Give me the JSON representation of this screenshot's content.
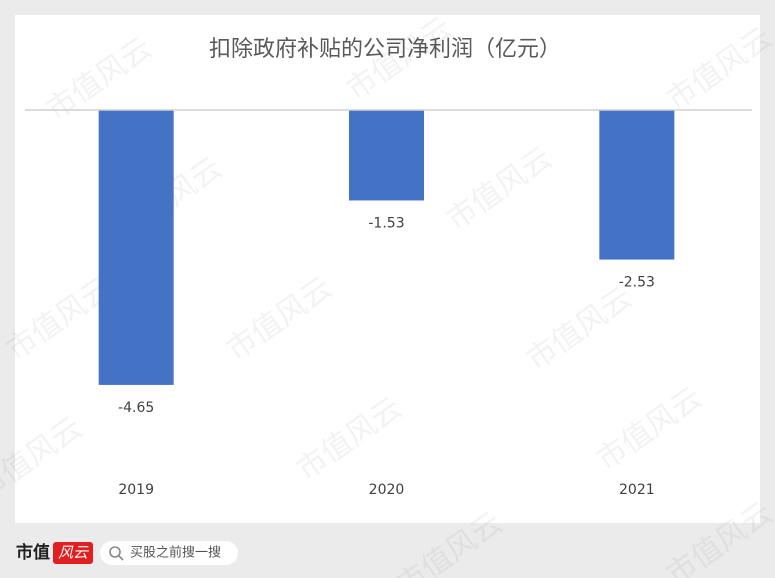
{
  "chart_data": {
    "type": "bar",
    "title": "扣除政府补贴的公司净利润（亿元）",
    "categories": [
      "2019",
      "2020",
      "2021"
    ],
    "values": [
      -4.65,
      -1.53,
      -2.53
    ],
    "color": "#4472c4",
    "ylim": [
      -5,
      0
    ]
  },
  "footer": {
    "logo_left": "市值",
    "logo_right": "风云",
    "search": "买股之前搜一搜"
  },
  "watermark": "市值风云"
}
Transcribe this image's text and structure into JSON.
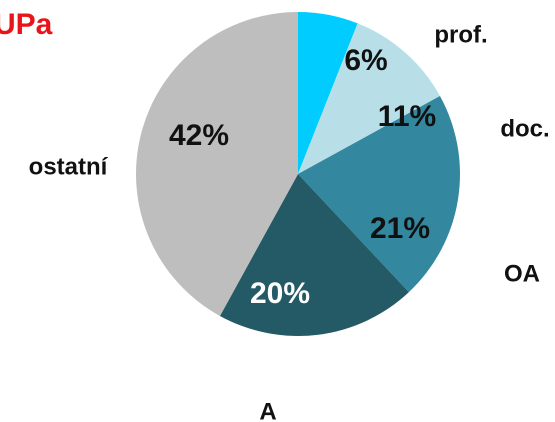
{
  "title": "UPa",
  "colors": {
    "title": "#e8141a",
    "background": "#ffffff"
  },
  "chart_data": {
    "type": "pie",
    "title": "UPa",
    "start": "top",
    "direction": "clockwise",
    "legend": "none",
    "categories": [
      "prof.",
      "doc.",
      "OA",
      "A",
      "ostatní"
    ],
    "values": [
      6,
      11,
      21,
      20,
      42
    ],
    "labels": [
      "6%",
      "11%",
      "21%",
      "20%",
      "42%"
    ],
    "colors": [
      "#00ccff",
      "#b8dfe8",
      "#33879e",
      "#235a66",
      "#bebebe"
    ],
    "label_colors": [
      "#111111",
      "#111111",
      "#111111",
      "#ffffff",
      "#111111"
    ]
  }
}
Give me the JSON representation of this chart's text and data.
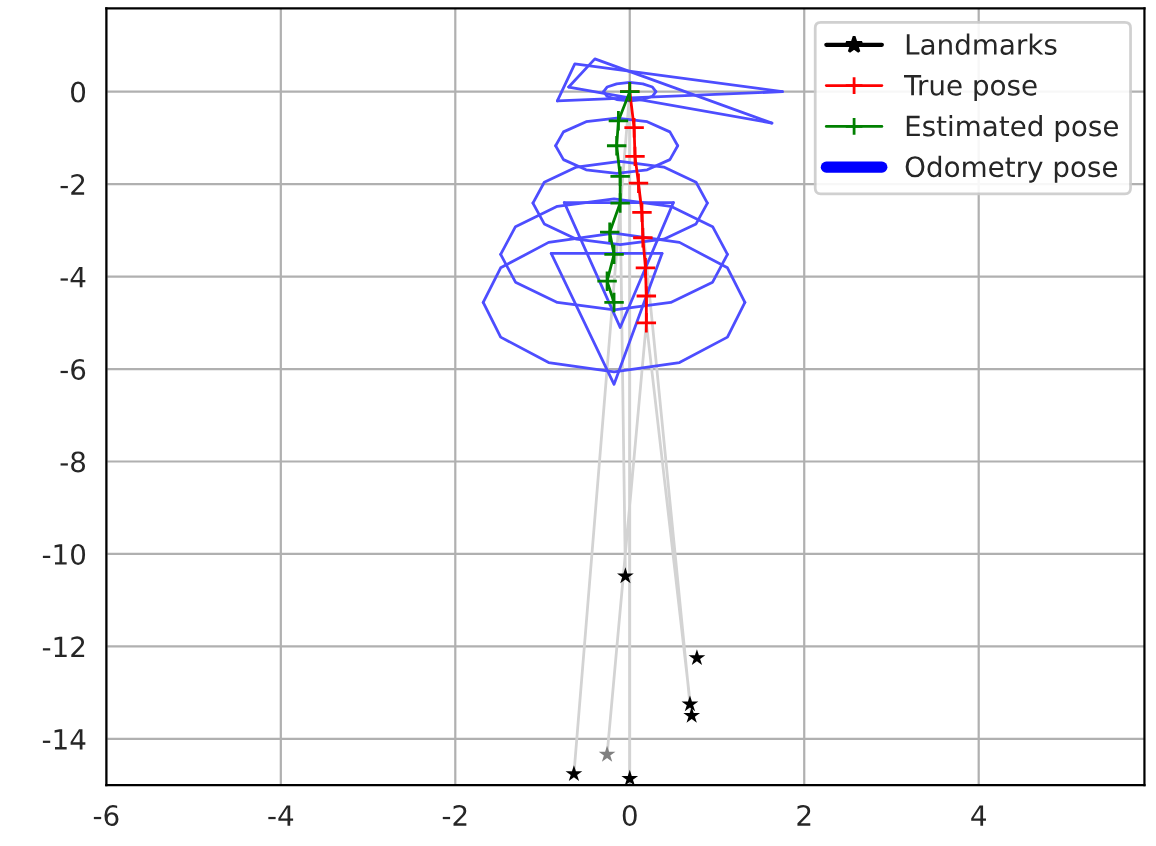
{
  "chart_data": {
    "type": "line",
    "xlim": [
      -6,
      5.9
    ],
    "ylim": [
      -15,
      1.8
    ],
    "xticks": [
      -6,
      -4,
      -2,
      0,
      2,
      4
    ],
    "yticks": [
      0,
      -2,
      -4,
      -6,
      -8,
      -10,
      -12,
      -14
    ],
    "grid": true,
    "legend": "top right",
    "series": [
      {
        "color": "#d3d3d3",
        "x": [
          0,
          -0.64,
          null,
          0.19,
          0.71,
          null,
          0,
          0.0,
          null,
          0.19,
          -0.26,
          null,
          0.1,
          0.69,
          null,
          -0.11,
          -0.05
        ],
        "values": [
          0,
          -14.76,
          null,
          -5.0,
          -13.5,
          null,
          0,
          -14.86,
          null,
          -5.0,
          -14.34,
          null,
          -1.98,
          -13.25,
          null,
          -2.41,
          -10.48
        ]
      },
      {
        "color": "#4d4dff",
        "x": [
          0.3,
          0.26,
          0.15,
          0,
          -0.15,
          -0.26,
          -0.3
        ],
        "values": [
          0,
          0.1,
          0.17,
          0.2,
          0.17,
          0.1,
          0
        ]
      },
      {
        "color": "#4d4dff",
        "x": [
          -0.3,
          -0.26,
          -0.15,
          0,
          0.15,
          0.26,
          0.3
        ],
        "values": [
          0,
          -0.1,
          -0.17,
          -0.2,
          -0.17,
          -0.1,
          0
        ]
      },
      {
        "color": "#4d4dff",
        "x": [
          0.55,
          0.46,
          0.2,
          -0.15,
          -0.5,
          -0.76,
          -0.85
        ],
        "values": [
          -1.17,
          -0.87,
          -0.65,
          -0.57,
          -0.65,
          -0.87,
          -1.17
        ]
      },
      {
        "color": "#4d4dff",
        "x": [
          -0.85,
          -0.76,
          -0.5,
          -0.15,
          0.2,
          0.46,
          0.55
        ],
        "values": [
          -1.17,
          -1.47,
          -1.69,
          -1.77,
          -1.69,
          -1.47,
          -1.17
        ]
      },
      {
        "color": "#4d4dff",
        "x": [
          0.89,
          0.76,
          0.39,
          -0.11,
          -0.61,
          -0.98,
          -1.11
        ],
        "values": [
          -2.41,
          -1.96,
          -1.63,
          -1.51,
          -1.63,
          -1.96,
          -2.41
        ]
      },
      {
        "color": "#4d4dff",
        "x": [
          -1.11,
          -0.98,
          -0.61,
          -0.11,
          0.39,
          0.76,
          0.89
        ],
        "values": [
          -2.41,
          -2.86,
          -3.19,
          -3.31,
          -3.19,
          -2.86,
          -2.41
        ]
      },
      {
        "color": "#4d4dff",
        "x": [
          1.12,
          0.95,
          0.47,
          -0.18,
          -0.83,
          -1.31,
          -1.48
        ],
        "values": [
          -3.52,
          -2.92,
          -2.48,
          -2.32,
          -2.48,
          -2.92,
          -3.52
        ]
      },
      {
        "color": "#4d4dff",
        "x": [
          -1.48,
          -1.31,
          -0.83,
          -0.18,
          0.47,
          0.95,
          1.12
        ],
        "values": [
          -3.52,
          -4.12,
          -4.56,
          -4.72,
          -4.56,
          -4.12,
          -3.52
        ]
      },
      {
        "color": "#4d4dff",
        "x": [
          1.32,
          1.12,
          0.57,
          -0.18,
          -0.93,
          -1.48,
          -1.68
        ],
        "values": [
          -4.56,
          -3.81,
          -3.26,
          -3.06,
          -3.26,
          -3.81,
          -4.56
        ]
      },
      {
        "color": "#4d4dff",
        "x": [
          -1.68,
          -1.48,
          -0.93,
          -0.18,
          0.57,
          1.12,
          1.32
        ],
        "values": [
          -4.56,
          -5.31,
          -5.86,
          -6.06,
          -5.86,
          -5.31,
          -4.56
        ]
      },
      {
        "color": "#4d4dff",
        "x": [
          -0.83,
          -0.63,
          1.75
        ],
        "values": [
          -0.2,
          0.6,
          0
        ]
      },
      {
        "color": "#4d4dff",
        "x": [
          -0.83,
          1.75
        ],
        "values": [
          -0.2,
          0
        ]
      },
      {
        "color": "#4d4dff",
        "x": [
          -0.7,
          -0.4,
          1.63
        ],
        "values": [
          0.1,
          0.71,
          -0.68
        ]
      },
      {
        "color": "#4d4dff",
        "x": [
          -0.7,
          1.63
        ],
        "values": [
          0.1,
          -0.68
        ]
      },
      {
        "color": "#4d4dff",
        "x": [
          -0.75,
          -0.11,
          0.5
        ],
        "values": [
          -2.4,
          -5.1,
          -2.4
        ]
      },
      {
        "color": "#4d4dff",
        "x": [
          -0.75,
          0.5
        ],
        "values": [
          -2.4,
          -2.4
        ]
      },
      {
        "color": "#4d4dff",
        "x": [
          -0.9,
          -0.18,
          0.37
        ],
        "values": [
          -3.5,
          -6.33,
          -3.5
        ]
      },
      {
        "color": "#4d4dff",
        "x": [
          -0.9,
          0.37
        ],
        "values": [
          -3.5,
          -3.5
        ]
      },
      {
        "name": "Landmarks",
        "type": "scatter",
        "marker": "star",
        "color": "#000000",
        "x": [
          -0.05,
          0.77,
          0.69,
          0.71,
          -0.26,
          -0.64,
          0.0
        ],
        "values": [
          -10.48,
          -12.25,
          -13.25,
          -13.5,
          -14.34,
          -14.76,
          -14.86
        ],
        "colors": [
          "#000000",
          "#000000",
          "#000000",
          "#000000",
          "#808080",
          "#000000",
          "#000000"
        ]
      },
      {
        "name": "True pose",
        "marker": "cross",
        "color": "#ff0000",
        "x": [
          0,
          0.05,
          0.06,
          0.1,
          0.14,
          0.15,
          0.18,
          0.19,
          0.19
        ],
        "values": [
          0,
          -0.78,
          -1.4,
          -1.98,
          -2.61,
          -3.16,
          -3.81,
          -4.42,
          -5.0
        ]
      },
      {
        "name": "Estimated pose",
        "marker": "cross",
        "color": "#008000",
        "x": [
          0,
          -0.13,
          -0.15,
          -0.11,
          -0.11,
          -0.23,
          -0.18,
          -0.26,
          -0.18
        ],
        "values": [
          0,
          -0.63,
          -1.17,
          -1.83,
          -2.41,
          -3.04,
          -3.52,
          -4.1,
          -4.56
        ]
      },
      {
        "name": "Odometry pose",
        "type": "line",
        "color": "#0000ff"
      }
    ]
  }
}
○ ○ ○ ○ ○ ○ ○
OBJECTIVE – Copy the listing over exactly, skipping the pictures it holds.

SOLUTION –
Give me the JSON representation of this screenshot's content.
{
  "chart_data": {
    "type": "bar",
    "title": "扣除政府补贴的公司净利润（亿元）",
    "categories": [
      "2019",
      "2020",
      "2021"
    ],
    "values": [
      -4.65,
      -1.53,
      -2.53
    ],
    "color": "#4472c4",
    "ylim": [
      -5,
      0
    ]
  },
  "footer": {
    "logo_left": "市值",
    "logo_right": "风云",
    "search": "买股之前搜一搜"
  },
  "watermark": "市值风云"
}
Transcribe this image's text and structure into JSON.
{
  "title": "UPa",
  "colors": {
    "title": "#e8141a",
    "background": "#ffffff"
  },
  "chart_data": {
    "type": "pie",
    "title": "UPa",
    "start": "top",
    "direction": "clockwise",
    "legend": "none",
    "categories": [
      "prof.",
      "doc.",
      "OA",
      "A",
      "ostatní"
    ],
    "values": [
      6,
      11,
      21,
      20,
      42
    ],
    "labels": [
      "6%",
      "11%",
      "21%",
      "20%",
      "42%"
    ],
    "colors": [
      "#00ccff",
      "#b8dfe8",
      "#33879e",
      "#235a66",
      "#bebebe"
    ],
    "label_colors": [
      "#111111",
      "#111111",
      "#111111",
      "#ffffff",
      "#111111"
    ]
  }
}
Give me the JSON representation of this chart's text and data.
{
  "chart_data": {
    "type": "line",
    "xlim": [
      -6,
      5.9
    ],
    "ylim": [
      -15,
      1.8
    ],
    "xticks": [
      -6,
      -4,
      -2,
      0,
      2,
      4
    ],
    "yticks": [
      0,
      -2,
      -4,
      -6,
      -8,
      -10,
      -12,
      -14
    ],
    "grid": true,
    "legend": "top right",
    "series": [
      {
        "color": "#d3d3d3",
        "x": [
          0,
          -0.64,
          null,
          0.19,
          0.71,
          null,
          0,
          0.0,
          null,
          0.19,
          -0.26,
          null,
          0.1,
          0.69,
          null,
          -0.11,
          -0.05
        ],
        "values": [
          0,
          -14.76,
          null,
          -5.0,
          -13.5,
          null,
          0,
          -14.86,
          null,
          -5.0,
          -14.34,
          null,
          -1.98,
          -13.25,
          null,
          -2.41,
          -10.48
        ]
      },
      {
        "color": "#4d4dff",
        "x": [
          0.3,
          0.26,
          0.15,
          0,
          -0.15,
          -0.26,
          -0.3
        ],
        "values": [
          0,
          0.1,
          0.17,
          0.2,
          0.17,
          0.1,
          0
        ]
      },
      {
        "color": "#4d4dff",
        "x": [
          -0.3,
          -0.26,
          -0.15,
          0,
          0.15,
          0.26,
          0.3
        ],
        "values": [
          0,
          -0.1,
          -0.17,
          -0.2,
          -0.17,
          -0.1,
          0
        ]
      },
      {
        "color": "#4d4dff",
        "x": [
          0.55,
          0.46,
          0.2,
          -0.15,
          -0.5,
          -0.76,
          -0.85
        ],
        "values": [
          -1.17,
          -0.87,
          -0.65,
          -0.57,
          -0.65,
          -0.87,
          -1.17
        ]
      },
      {
        "color": "#4d4dff",
        "x": [
          -0.85,
          -0.76,
          -0.5,
          -0.15,
          0.2,
          0.46,
          0.55
        ],
        "values": [
          -1.17,
          -1.47,
          -1.69,
          -1.77,
          -1.69,
          -1.47,
          -1.17
        ]
      },
      {
        "color": "#4d4dff",
        "x": [
          0.89,
          0.76,
          0.39,
          -0.11,
          -0.61,
          -0.98,
          -1.11
        ],
        "values": [
          -2.41,
          -1.96,
          -1.63,
          -1.51,
          -1.63,
          -1.96,
          -2.41
        ]
      },
      {
        "color": "#4d4dff",
        "x": [
          -1.11,
          -0.98,
          -0.61,
          -0.11,
          0.39,
          0.76,
          0.89
        ],
        "values": [
          -2.41,
          -2.86,
          -3.19,
          -3.31,
          -3.19,
          -2.86,
          -2.41
        ]
      },
      {
        "color": "#4d4dff",
        "x": [
          1.12,
          0.95,
          0.47,
          -0.18,
          -0.83,
          -1.31,
          -1.48
        ],
        "values": [
          -3.52,
          -2.92,
          -2.48,
          -2.32,
          -2.48,
          -2.92,
          -3.52
        ]
      },
      {
        "color": "#4d4dff",
        "x": [
          -1.48,
          -1.31,
          -0.83,
          -0.18,
          0.47,
          0.95,
          1.12
        ],
        "values": [
          -3.52,
          -4.12,
          -4.56,
          -4.72,
          -4.56,
          -4.12,
          -3.52
        ]
      },
      {
        "color": "#4d4dff",
        "x": [
          1.32,
          1.12,
          0.57,
          -0.18,
          -0.93,
          -1.48,
          -1.68
        ],
        "values": [
          -4.56,
          -3.81,
          -3.26,
          -3.06,
          -3.26,
          -3.81,
          -4.56
        ]
      },
      {
        "color": "#4d4dff",
        "x": [
          -1.68,
          -1.48,
          -0.93,
          -0.18,
          0.57,
          1.12,
          1.32
        ],
        "values": [
          -4.56,
          -5.31,
          -5.86,
          -6.06,
          -5.86,
          -5.31,
          -4.56
        ]
      },
      {
        "color": "#4d4dff",
        "x": [
          -0.83,
          -0.63,
          1.75
        ],
        "values": [
          -0.2,
          0.6,
          0
        ]
      },
      {
        "color": "#4d4dff",
        "x": [
          -0.83,
          1.75
        ],
        "values": [
          -0.2,
          0
        ]
      },
      {
        "color": "#4d4dff",
        "x": [
          -0.7,
          -0.4,
          1.63
        ],
        "values": [
          0.1,
          0.71,
          -0.68
        ]
      },
      {
        "color": "#4d4dff",
        "x": [
          -0.7,
          1.63
        ],
        "values": [
          0.1,
          -0.68
        ]
      },
      {
        "color": "#4d4dff",
        "x": [
          -0.75,
          -0.11,
          0.5
        ],
        "values": [
          -2.4,
          -5.1,
          -2.4
        ]
      },
      {
        "color": "#4d4dff",
        "x": [
          -0.75,
          0.5
        ],
        "values": [
          -2.4,
          -2.4
        ]
      },
      {
        "color": "#4d4dff",
        "x": [
          -0.9,
          -0.18,
          0.37
        ],
        "values": [
          -3.5,
          -6.33,
          -3.5
        ]
      },
      {
        "color": "#4d4dff",
        "x": [
          -0.9,
          0.37
        ],
        "values": [
          -3.5,
          -3.5
        ]
      },
      {
        "name": "Landmarks",
        "type": "scatter",
        "marker": "star",
        "color": "#000000",
        "x": [
          -0.05,
          0.77,
          0.69,
          0.71,
          -0.26,
          -0.64,
          0.0
        ],
        "values": [
          -10.48,
          -12.25,
          -13.25,
          -13.5,
          -14.34,
          -14.76,
          -14.86
        ],
        "colors": [
          "#000000",
          "#000000",
          "#000000",
          "#000000",
          "#808080",
          "#000000",
          "#000000"
        ]
      },
      {
        "name": "True pose",
        "marker": "cross",
        "color": "#ff0000",
        "x": [
          0,
          0.05,
          0.06,
          0.1,
          0.14,
          0.15,
          0.18,
          0.19,
          0.19
        ],
        "values": [
          0,
          -0.78,
          -1.4,
          -1.98,
          -2.61,
          -3.16,
          -3.81,
          -4.42,
          -5.0
        ]
      },
      {
        "name": "Estimated pose",
        "marker": "cross",
        "color": "#008000",
        "x": [
          0,
          -0.13,
          -0.15,
          -0.11,
          -0.11,
          -0.23,
          -0.18,
          -0.26,
          -0.18
        ],
        "values": [
          0,
          -0.63,
          -1.17,
          -1.83,
          -2.41,
          -3.04,
          -3.52,
          -4.1,
          -4.56
        ]
      },
      {
        "name": "Odometry pose",
        "type": "line",
        "color": "#0000ff"
      }
    ]
  }
}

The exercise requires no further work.